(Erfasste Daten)
◇ ◇ ◇ ◇

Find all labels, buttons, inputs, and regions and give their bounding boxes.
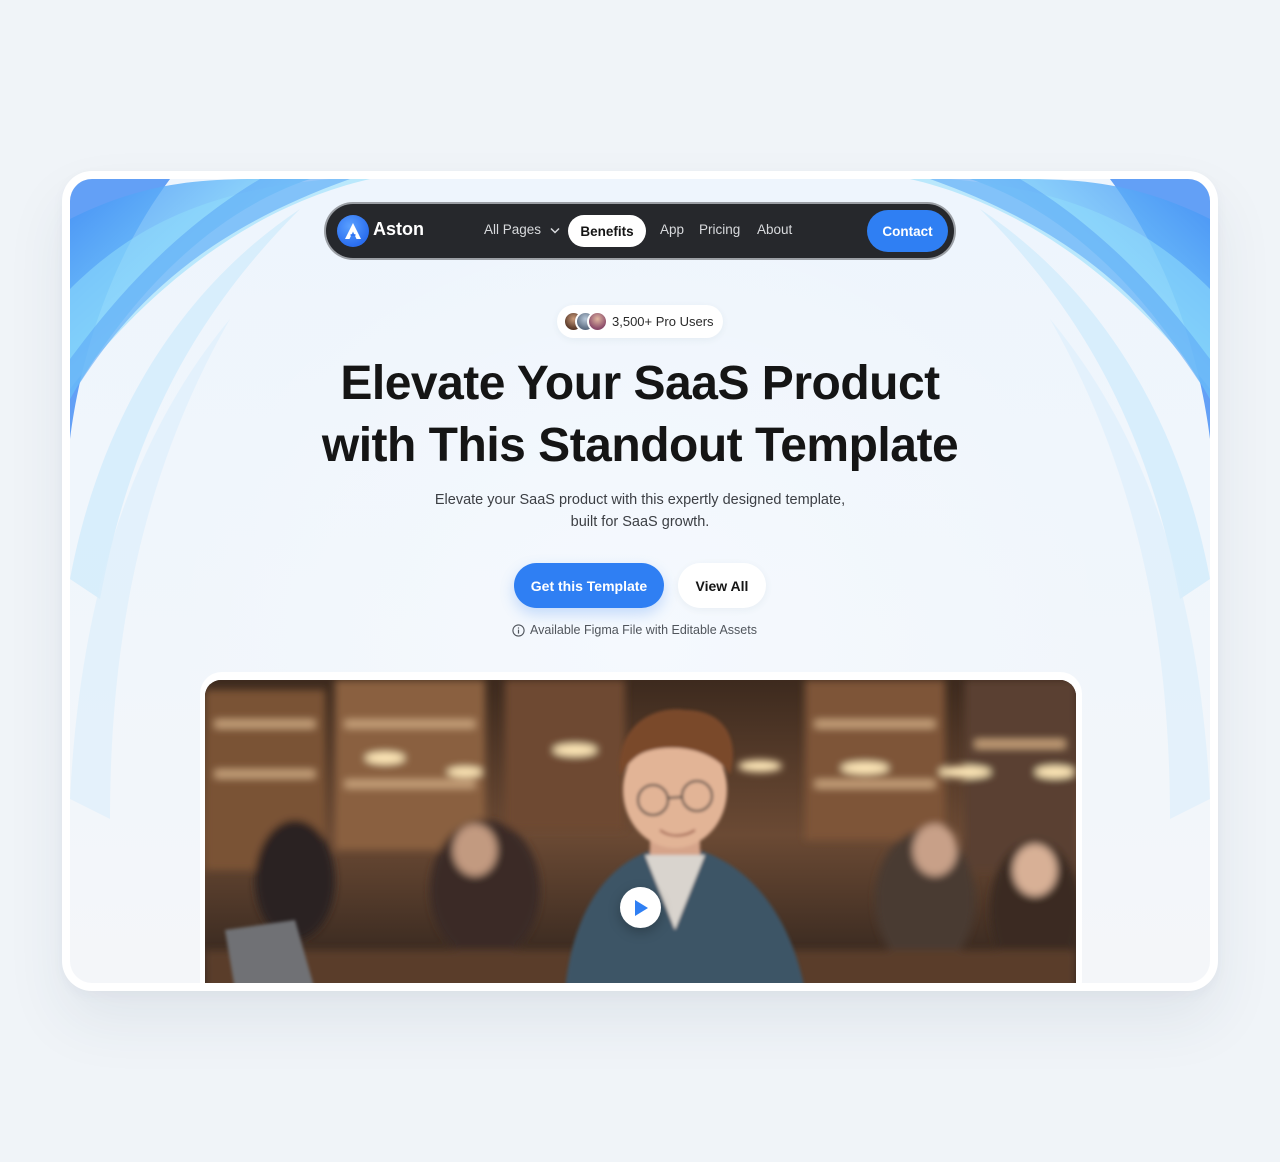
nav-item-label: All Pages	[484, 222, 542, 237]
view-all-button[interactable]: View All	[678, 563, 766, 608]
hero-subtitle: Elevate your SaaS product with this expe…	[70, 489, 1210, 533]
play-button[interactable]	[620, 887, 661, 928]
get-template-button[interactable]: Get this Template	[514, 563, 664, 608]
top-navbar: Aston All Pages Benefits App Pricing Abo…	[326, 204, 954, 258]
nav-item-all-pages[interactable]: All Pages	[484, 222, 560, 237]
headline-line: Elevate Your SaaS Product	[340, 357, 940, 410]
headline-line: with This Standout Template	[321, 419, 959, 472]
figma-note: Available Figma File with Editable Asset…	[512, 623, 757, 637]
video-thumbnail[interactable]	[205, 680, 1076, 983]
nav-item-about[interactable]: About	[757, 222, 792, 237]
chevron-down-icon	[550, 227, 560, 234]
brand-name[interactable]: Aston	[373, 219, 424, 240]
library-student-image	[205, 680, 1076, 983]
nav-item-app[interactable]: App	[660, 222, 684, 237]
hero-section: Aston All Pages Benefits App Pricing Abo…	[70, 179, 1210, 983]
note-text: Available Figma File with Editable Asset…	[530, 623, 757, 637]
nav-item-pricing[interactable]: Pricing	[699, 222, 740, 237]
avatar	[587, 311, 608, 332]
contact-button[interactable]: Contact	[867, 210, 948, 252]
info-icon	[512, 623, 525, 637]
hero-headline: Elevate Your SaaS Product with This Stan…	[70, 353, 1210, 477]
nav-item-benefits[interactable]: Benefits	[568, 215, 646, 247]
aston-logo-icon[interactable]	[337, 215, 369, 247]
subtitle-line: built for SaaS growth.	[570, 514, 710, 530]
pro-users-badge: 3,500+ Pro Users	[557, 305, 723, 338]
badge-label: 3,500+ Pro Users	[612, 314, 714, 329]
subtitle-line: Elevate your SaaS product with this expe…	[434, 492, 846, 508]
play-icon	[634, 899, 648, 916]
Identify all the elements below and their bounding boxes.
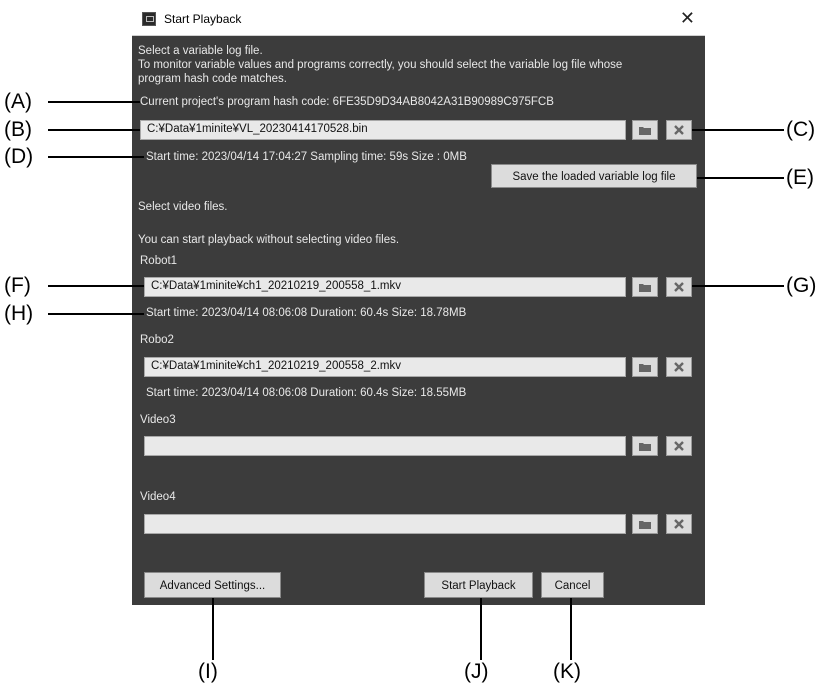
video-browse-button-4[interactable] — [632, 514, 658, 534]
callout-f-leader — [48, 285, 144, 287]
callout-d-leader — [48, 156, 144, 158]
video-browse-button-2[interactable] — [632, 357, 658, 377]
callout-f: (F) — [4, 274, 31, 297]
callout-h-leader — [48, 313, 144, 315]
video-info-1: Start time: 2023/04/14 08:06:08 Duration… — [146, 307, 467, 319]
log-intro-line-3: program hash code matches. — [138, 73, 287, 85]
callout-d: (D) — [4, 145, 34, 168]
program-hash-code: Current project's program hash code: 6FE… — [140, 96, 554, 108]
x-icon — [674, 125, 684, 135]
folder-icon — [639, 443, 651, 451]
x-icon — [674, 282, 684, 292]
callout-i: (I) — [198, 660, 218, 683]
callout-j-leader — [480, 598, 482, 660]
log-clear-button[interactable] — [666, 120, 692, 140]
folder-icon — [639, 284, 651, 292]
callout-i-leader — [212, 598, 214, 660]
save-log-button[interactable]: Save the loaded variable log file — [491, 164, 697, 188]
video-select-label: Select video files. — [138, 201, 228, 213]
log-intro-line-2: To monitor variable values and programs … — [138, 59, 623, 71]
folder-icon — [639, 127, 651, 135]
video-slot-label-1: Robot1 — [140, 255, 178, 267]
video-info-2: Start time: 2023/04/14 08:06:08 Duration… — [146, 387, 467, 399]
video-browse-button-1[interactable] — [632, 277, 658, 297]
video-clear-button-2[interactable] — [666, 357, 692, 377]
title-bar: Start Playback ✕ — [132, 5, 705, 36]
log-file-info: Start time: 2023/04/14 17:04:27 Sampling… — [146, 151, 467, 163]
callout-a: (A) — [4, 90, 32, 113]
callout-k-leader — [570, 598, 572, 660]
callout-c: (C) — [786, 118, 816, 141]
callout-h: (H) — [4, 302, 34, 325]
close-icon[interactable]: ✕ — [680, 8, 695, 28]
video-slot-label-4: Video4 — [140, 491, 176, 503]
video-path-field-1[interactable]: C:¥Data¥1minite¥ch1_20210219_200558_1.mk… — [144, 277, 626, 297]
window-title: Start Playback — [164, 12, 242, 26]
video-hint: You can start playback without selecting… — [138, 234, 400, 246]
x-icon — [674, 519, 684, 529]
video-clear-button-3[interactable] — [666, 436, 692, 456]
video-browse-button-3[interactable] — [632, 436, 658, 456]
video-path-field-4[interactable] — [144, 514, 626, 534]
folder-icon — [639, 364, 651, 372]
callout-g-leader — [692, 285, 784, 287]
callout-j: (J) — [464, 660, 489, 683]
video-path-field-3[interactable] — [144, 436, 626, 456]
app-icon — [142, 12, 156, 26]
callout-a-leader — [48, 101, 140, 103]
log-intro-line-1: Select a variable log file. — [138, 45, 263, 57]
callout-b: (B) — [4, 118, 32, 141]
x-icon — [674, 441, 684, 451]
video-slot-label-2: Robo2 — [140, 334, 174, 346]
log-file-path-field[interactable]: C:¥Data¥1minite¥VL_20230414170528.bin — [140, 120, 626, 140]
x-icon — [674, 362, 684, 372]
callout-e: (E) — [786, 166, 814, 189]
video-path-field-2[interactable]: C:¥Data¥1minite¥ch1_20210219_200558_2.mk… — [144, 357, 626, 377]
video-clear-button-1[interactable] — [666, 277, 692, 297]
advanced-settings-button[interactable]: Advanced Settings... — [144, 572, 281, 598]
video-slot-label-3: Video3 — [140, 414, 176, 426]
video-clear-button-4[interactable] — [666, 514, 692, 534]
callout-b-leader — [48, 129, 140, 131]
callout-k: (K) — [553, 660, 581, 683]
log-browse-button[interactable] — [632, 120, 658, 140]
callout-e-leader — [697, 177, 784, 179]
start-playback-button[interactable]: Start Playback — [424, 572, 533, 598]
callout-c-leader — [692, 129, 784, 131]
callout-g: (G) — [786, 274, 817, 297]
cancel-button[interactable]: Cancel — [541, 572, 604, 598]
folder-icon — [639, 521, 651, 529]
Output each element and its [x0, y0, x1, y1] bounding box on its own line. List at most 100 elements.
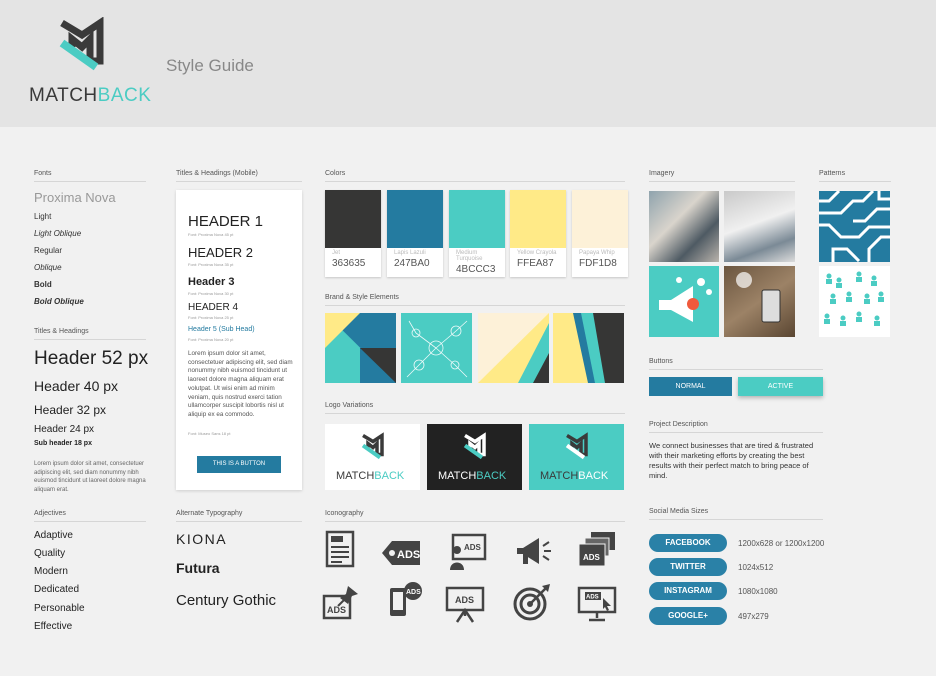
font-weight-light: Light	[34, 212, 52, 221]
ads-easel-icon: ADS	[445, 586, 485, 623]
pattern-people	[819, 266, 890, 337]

◇ ◇ ◇ ◇

▸ **Aufgabe**: Gib die Zeilen aus dem Material oben Zeichen für Zeichen wieder. Fang mit der Zeile an, die „222, 542, 237]“ enthält, und hör mit der Zeile auf, die „hero-headline: Elevate Your“ enthält, beide eingeschlossen.

▸ **Ausgabe**:
nav-item-label: All Pages	[484, 222, 542, 237]
view-all-button[interactable]: View All	[678, 563, 766, 608]
hero-subtitle: Elevate your SaaS product with this expe…	[70, 489, 1210, 533]
play-button[interactable]	[620, 887, 661, 928]
get-template-button[interactable]: Get this Template	[514, 563, 664, 608]
top-navbar: Aston All Pages Benefits App Pricing Abo…	[326, 204, 954, 258]
nav-item-all-pages[interactable]: All Pages	[484, 222, 560, 237]
headline-line: Elevate Your SaaS Product	[340, 357, 940, 410]
headline-line: with This Standout Template	[321, 419, 959, 472]
figma-note: Available Figma File with Editable Asset…	[512, 623, 757, 637]
video-thumbnail[interactable]	[205, 680, 1076, 983]
nav-item-about[interactable]: About	[757, 222, 792, 237]
chevron-down-icon	[550, 227, 560, 234]
brand-name[interactable]: Aston	[373, 219, 424, 240]
library-student-image	[205, 680, 1076, 983]
nav-item-app[interactable]: App	[660, 222, 684, 237]
hero-section: Aston All Pages Benefits App Pricing Abo…	[70, 179, 1210, 983]
note-text: Available Figma File with Editable Asset…	[530, 623, 757, 637]
nav-item-pricing[interactable]: Pricing	[699, 222, 740, 237]
avatar	[587, 311, 608, 332]
contact-button[interactable]: Contact	[867, 210, 948, 252]
info-icon	[512, 623, 525, 637]
hero-headline: Elevate Your SaaS Product with This Stan…	[70, 353, 1210, 477]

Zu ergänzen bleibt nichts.